**Directions**
Exactly reproduce each record listed below.

**Provided data**
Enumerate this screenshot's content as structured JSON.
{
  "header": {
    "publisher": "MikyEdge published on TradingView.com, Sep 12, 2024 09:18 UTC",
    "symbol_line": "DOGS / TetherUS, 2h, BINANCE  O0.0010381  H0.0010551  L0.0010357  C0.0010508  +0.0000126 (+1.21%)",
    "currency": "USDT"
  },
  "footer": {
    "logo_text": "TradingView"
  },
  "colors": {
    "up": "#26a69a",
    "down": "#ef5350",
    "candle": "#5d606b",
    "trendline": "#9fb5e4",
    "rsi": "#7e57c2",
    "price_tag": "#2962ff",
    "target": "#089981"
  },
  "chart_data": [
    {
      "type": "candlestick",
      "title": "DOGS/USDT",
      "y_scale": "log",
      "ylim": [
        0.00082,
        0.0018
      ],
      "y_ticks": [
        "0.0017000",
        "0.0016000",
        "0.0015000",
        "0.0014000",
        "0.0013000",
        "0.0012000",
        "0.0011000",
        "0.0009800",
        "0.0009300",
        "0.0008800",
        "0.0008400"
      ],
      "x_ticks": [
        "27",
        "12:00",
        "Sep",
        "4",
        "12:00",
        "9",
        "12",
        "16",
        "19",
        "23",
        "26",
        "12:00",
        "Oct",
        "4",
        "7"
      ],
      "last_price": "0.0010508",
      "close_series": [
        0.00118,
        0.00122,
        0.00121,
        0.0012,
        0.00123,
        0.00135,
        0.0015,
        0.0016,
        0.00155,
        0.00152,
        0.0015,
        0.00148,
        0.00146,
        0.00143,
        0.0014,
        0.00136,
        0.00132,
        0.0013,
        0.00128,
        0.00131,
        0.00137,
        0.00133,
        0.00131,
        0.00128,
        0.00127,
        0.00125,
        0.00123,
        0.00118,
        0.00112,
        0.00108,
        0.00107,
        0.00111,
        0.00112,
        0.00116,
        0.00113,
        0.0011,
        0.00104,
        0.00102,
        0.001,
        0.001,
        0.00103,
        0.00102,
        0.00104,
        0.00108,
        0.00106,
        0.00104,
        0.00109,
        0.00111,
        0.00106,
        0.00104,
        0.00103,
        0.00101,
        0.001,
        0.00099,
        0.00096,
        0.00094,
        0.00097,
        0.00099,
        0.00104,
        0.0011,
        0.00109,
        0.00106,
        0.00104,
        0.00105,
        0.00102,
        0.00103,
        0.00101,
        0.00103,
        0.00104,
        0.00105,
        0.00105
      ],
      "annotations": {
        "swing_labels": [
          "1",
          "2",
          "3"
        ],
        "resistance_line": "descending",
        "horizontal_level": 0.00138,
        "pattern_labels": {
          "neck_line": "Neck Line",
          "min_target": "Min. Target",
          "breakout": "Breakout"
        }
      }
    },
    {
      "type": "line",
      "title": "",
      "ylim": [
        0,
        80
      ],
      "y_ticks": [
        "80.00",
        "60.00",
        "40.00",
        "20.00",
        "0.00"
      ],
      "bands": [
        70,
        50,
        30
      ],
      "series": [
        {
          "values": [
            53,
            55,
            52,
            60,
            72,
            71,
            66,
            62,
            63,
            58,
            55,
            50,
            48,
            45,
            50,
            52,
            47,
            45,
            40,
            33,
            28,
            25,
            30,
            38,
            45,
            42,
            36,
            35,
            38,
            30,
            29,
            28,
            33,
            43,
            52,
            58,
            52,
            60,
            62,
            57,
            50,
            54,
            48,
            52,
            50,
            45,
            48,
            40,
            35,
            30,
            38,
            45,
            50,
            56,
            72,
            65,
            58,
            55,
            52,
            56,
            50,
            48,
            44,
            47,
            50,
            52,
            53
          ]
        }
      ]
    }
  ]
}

**Result**
Enumerate this screenshot's content as structured JSON.
{
  "header": {
    "publisher": "MikyEdge published on TradingView.com, Sep 12, 2024 09:18 UTC",
    "symbol_line": "DOGS / TetherUS, 2h, BINANCE  O0.0010381  H0.0010551  L0.0010357  C0.0010508  +0.0000126 (+1.21%)",
    "currency": "USDT"
  },
  "footer": {
    "logo_text": "TradingView"
  },
  "colors": {
    "up": "#26a69a",
    "down": "#ef5350",
    "candle": "#5d606b",
    "trendline": "#9fb5e4",
    "rsi": "#7e57c2",
    "price_tag": "#2962ff",
    "target": "#089981"
  },
  "chart_data": [
    {
      "type": "candlestick",
      "title": "DOGS/USDT",
      "y_scale": "log",
      "ylim": [
        0.00082,
        0.0018
      ],
      "y_ticks": [
        "0.0017000",
        "0.0016000",
        "0.0015000",
        "0.0014000",
        "0.0013000",
        "0.0012000",
        "0.0011000",
        "0.0009800",
        "0.0009300",
        "0.0008800",
        "0.0008400"
      ],
      "x_ticks": [
        "27",
        "12:00",
        "Sep",
        "4",
        "12:00",
        "9",
        "12",
        "16",
        "19",
        "23",
        "26",
        "12:00",
        "Oct",
        "4",
        "7"
      ],
      "last_price": "0.0010508",
      "close_series": [
        0.00118,
        0.00122,
        0.00121,
        0.0012,
        0.00123,
        0.00135,
        0.0015,
        0.0016,
        0.00155,
        0.00152,
        0.0015,
        0.00148,
        0.00146,
        0.00143,
        0.0014,
        0.00136,
        0.00132,
        0.0013,
        0.00128,
        0.00131,
        0.00137,
        0.00133,
        0.00131,
        0.00128,
        0.00127,
        0.00125,
        0.00123,
        0.00118,
        0.00112,
        0.00108,
        0.00107,
        0.00111,
        0.00112,
        0.00116,
        0.00113,
        0.0011,
        0.00104,
        0.00102,
        0.001,
        0.001,
        0.00103,
        0.00102,
        0.00104,
        0.00108,
        0.00106,
        0.00104,
        0.00109,
        0.00111,
        0.00106,
        0.00104,
        0.00103,
        0.00101,
        0.001,
        0.00099,
        0.00096,
        0.00094,
        0.00097,
        0.00099,
        0.00104,
        0.0011,
        0.00109,
        0.00106,
        0.00104,
        0.00105,
        0.00102,
        0.00103,
        0.00101,
        0.00103,
        0.00104,
        0.00105,
        0.00105
      ],
      "annotations": {
        "swing_labels": [
          "1",
          "2",
          "3"
        ],
        "resistance_line": "descending",
        "horizontal_level": 0.00138,
        "pattern_labels": {
          "neck_line": "Neck Line",
          "min_target": "Min. Target",
          "breakout": "Breakout"
        }
      }
    },
    {
      "type": "line",
      "title": "",
      "ylim": [
        0,
        80
      ],
      "y_ticks": [
        "80.00",
        "60.00",
        "40.00",
        "20.00",
        "0.00"
      ],
      "bands": [
        70,
        50,
        30
      ],
      "series": [
        {
          "values": [
            53,
            55,
            52,
            60,
            72,
            71,
            66,
            62,
            63,
            58,
            55,
            50,
            48,
            45,
            50,
            52,
            47,
            45,
            40,
            33,
            28,
            25,
            30,
            38,
            45,
            42,
            36,
            35,
            38,
            30,
            29,
            28,
            33,
            43,
            52,
            58,
            52,
            60,
            62,
            57,
            50,
            54,
            48,
            52,
            50,
            45,
            48,
            40,
            35,
            30,
            38,
            45,
            50,
            56,
            72,
            65,
            58,
            55,
            52,
            56,
            50,
            48,
            44,
            47,
            50,
            52,
            53
          ]
        }
      ]
    }
  ]
}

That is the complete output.